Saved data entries

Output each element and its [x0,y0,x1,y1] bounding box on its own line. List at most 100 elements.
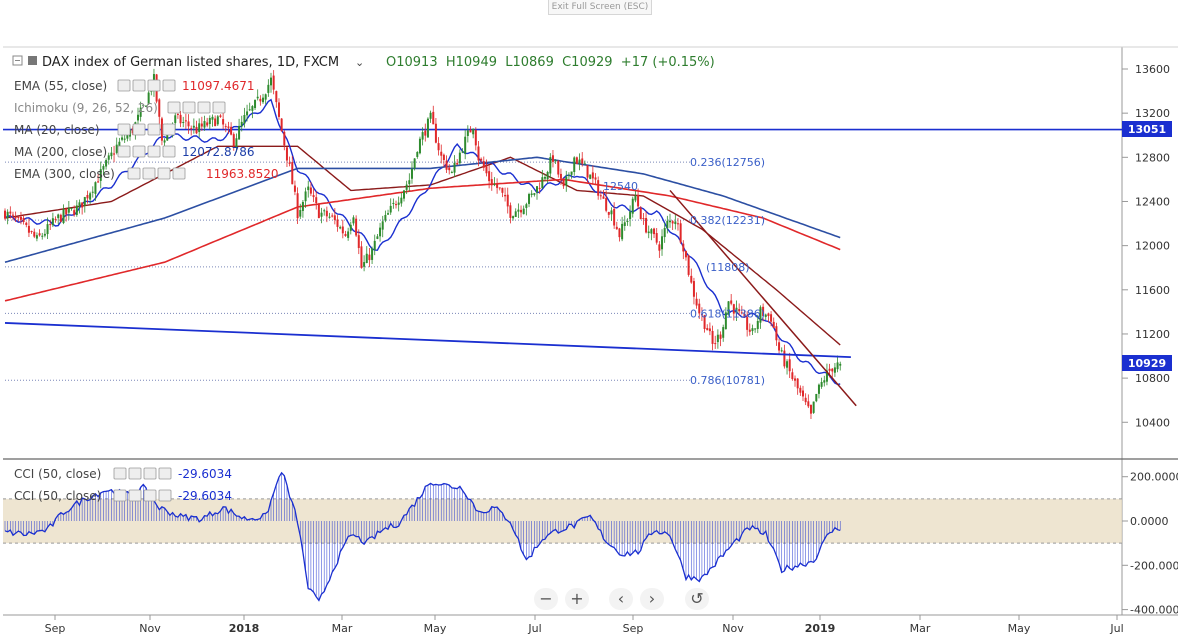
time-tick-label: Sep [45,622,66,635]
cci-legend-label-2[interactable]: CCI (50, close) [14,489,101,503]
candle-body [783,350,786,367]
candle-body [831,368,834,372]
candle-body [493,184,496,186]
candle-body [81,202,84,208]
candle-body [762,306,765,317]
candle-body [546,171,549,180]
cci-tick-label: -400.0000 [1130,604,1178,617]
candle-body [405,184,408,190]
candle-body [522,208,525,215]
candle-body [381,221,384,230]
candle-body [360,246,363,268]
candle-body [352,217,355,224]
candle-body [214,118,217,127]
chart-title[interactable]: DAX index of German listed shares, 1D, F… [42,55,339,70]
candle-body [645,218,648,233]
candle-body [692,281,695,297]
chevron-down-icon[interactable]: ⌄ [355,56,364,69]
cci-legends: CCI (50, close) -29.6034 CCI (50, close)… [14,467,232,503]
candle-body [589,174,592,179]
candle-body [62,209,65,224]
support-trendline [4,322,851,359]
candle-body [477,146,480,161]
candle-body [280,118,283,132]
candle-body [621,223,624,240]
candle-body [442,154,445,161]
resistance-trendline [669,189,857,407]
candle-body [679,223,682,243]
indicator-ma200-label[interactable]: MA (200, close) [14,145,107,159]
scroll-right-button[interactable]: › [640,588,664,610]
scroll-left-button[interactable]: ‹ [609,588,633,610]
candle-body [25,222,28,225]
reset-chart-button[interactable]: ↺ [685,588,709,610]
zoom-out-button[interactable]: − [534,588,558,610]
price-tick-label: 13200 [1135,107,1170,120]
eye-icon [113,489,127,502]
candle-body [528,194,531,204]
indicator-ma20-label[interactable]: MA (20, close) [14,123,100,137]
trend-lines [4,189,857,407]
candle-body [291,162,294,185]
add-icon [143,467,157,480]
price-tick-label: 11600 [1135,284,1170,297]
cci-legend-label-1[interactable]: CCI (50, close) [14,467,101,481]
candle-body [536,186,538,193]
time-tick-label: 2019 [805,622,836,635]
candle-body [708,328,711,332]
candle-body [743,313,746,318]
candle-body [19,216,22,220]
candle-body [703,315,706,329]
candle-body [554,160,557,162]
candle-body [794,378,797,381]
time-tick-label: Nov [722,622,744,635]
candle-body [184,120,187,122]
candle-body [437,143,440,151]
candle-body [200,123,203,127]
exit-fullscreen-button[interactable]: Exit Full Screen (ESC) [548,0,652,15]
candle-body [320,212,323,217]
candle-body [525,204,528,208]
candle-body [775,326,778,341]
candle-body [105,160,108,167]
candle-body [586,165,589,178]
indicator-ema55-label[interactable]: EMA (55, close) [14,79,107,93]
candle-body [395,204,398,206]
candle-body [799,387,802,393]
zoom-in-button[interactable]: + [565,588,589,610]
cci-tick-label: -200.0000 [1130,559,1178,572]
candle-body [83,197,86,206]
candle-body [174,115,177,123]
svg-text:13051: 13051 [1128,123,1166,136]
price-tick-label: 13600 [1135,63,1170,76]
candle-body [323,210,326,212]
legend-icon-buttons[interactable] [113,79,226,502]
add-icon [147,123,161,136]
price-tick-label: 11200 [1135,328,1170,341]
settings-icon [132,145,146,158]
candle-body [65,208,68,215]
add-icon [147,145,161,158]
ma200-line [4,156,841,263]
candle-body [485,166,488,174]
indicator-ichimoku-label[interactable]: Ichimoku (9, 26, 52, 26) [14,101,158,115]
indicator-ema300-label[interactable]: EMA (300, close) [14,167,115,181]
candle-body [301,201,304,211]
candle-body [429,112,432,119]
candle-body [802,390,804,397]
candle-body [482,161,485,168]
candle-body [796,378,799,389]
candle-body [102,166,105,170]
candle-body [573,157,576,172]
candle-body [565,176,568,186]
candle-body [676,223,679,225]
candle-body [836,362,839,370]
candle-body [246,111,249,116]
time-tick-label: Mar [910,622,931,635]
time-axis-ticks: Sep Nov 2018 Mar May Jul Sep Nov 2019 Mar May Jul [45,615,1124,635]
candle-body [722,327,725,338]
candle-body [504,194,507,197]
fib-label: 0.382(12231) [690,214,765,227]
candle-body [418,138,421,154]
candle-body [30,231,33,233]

### Directions
Rewrite all of the records with "candle-body" switched to "candle-rect" everywhere and nothing else changed. Leave the pictures out.

### Complete answer
Output each element and its [x0,y0,x1,y1] bounding box on its own line. List at most 100 elements.
time-tick-label: Sep [45,622,66,635]
cci-legend-label-2[interactable]: CCI (50, close) [14,489,101,503]
candle-rect [783,350,786,367]
candle-rect [831,368,834,372]
candle-rect [493,184,496,186]
candle-rect [81,202,84,208]
candle-rect [762,306,765,317]
candle-rect [546,171,549,180]
cci-tick-label: -400.0000 [1130,604,1178,617]
candle-rect [405,184,408,190]
candle-rect [522,208,525,215]
candle-rect [381,221,384,230]
candle-rect [360,246,363,268]
candle-rect [352,217,355,224]
candle-rect [214,118,217,127]
chart-title[interactable]: DAX index of German listed shares, 1D, F… [42,55,339,70]
candle-rect [645,218,648,233]
candle-rect [692,281,695,297]
chevron-down-icon[interactable]: ⌄ [355,56,364,69]
cci-legends: CCI (50, close) -29.6034 CCI (50, close)… [14,467,232,503]
candle-rect [589,174,592,179]
candle-rect [62,209,65,224]
support-trendline [4,322,851,359]
candle-rect [477,146,480,161]
candle-rect [280,118,283,132]
candle-rect [621,223,624,240]
candle-rect [442,154,445,161]
resistance-trendline [669,189,857,407]
candle-rect [679,223,682,243]
indicator-ma200-label[interactable]: MA (200, close) [14,145,107,159]
scroll-right-button[interactable]: › [640,588,664,610]
scroll-left-button[interactable]: ‹ [609,588,633,610]
candle-rect [25,222,28,225]
reset-chart-button[interactable]: ↺ [685,588,709,610]
zoom-out-button[interactable]: − [534,588,558,610]
price-tick-label: 13200 [1135,107,1170,120]
eye-icon [113,489,127,502]
candle-rect [528,194,531,204]
indicator-ma20-label[interactable]: MA (20, close) [14,123,100,137]
trend-lines [4,189,857,407]
candle-rect [291,162,294,185]
add-icon [143,467,157,480]
price-tick-label: 11600 [1135,284,1170,297]
cci-legend-label-1[interactable]: CCI (50, close) [14,467,101,481]
candle-rect [536,186,538,193]
time-tick-label: 2019 [805,622,836,635]
candle-rect [708,328,711,332]
candle-rect [743,313,746,318]
candle-rect [19,216,22,220]
candle-rect [703,315,706,329]
candle-rect [554,160,557,162]
candle-rect [794,378,797,381]
time-tick-label: Nov [722,622,744,635]
candle-rect [184,120,187,122]
candle-rect [437,143,440,151]
candle-rect [200,123,203,127]
exit-fullscreen-button[interactable]: Exit Full Screen (ESC) [548,0,652,15]
candle-rect [320,212,323,217]
candle-rect [525,204,528,208]
candle-rect [775,326,778,341]
candle-rect [105,160,108,167]
candle-rect [586,165,589,178]
indicator-ema55-label[interactable]: EMA (55, close) [14,79,107,93]
candle-rect [395,204,398,206]
candle-rect [799,387,802,393]
zoom-in-button[interactable]: + [565,588,589,610]
cci-tick-label: -200.0000 [1130,559,1178,572]
candle-rect [83,197,86,206]
candle-rect [174,115,177,123]
svg-text:13051: 13051 [1128,123,1166,136]
price-tick-label: 13600 [1135,63,1170,76]
candle-rect [323,210,326,212]
legend-icon-buttons[interactable] [113,79,226,502]
add-icon [147,123,161,136]
price-tick-label: 11200 [1135,328,1170,341]
settings-icon [132,145,146,158]
candle-rect [65,208,68,215]
add-icon [147,145,161,158]
ma200-line [4,156,841,263]
candle-rect [485,166,488,174]
indicator-ichimoku-label[interactable]: Ichimoku (9, 26, 52, 26) [14,101,158,115]
indicator-ema300-label[interactable]: EMA (300, close) [14,167,115,181]
candle-rect [301,201,304,211]
candle-rect [429,112,432,119]
candle-rect [802,390,804,397]
candle-rect [482,161,485,168]
candle-rect [796,378,799,389]
candle-rect [102,166,105,170]
candle-rect [573,157,576,172]
candle-rect [565,176,568,186]
candle-rect [676,223,679,225]
candle-rect [836,362,839,370]
candle-rect [246,111,249,116]
time-tick-label: Mar [910,622,931,635]
time-axis-ticks: Sep Nov 2018 Mar May Jul Sep Nov 2019 Mar May Jul [45,615,1124,635]
candle-rect [722,327,725,338]
candle-rect [504,194,507,197]
fib-label: 0.382(12231) [690,214,765,227]
candle-rect [418,138,421,154]
candle-rect [30,231,33,233]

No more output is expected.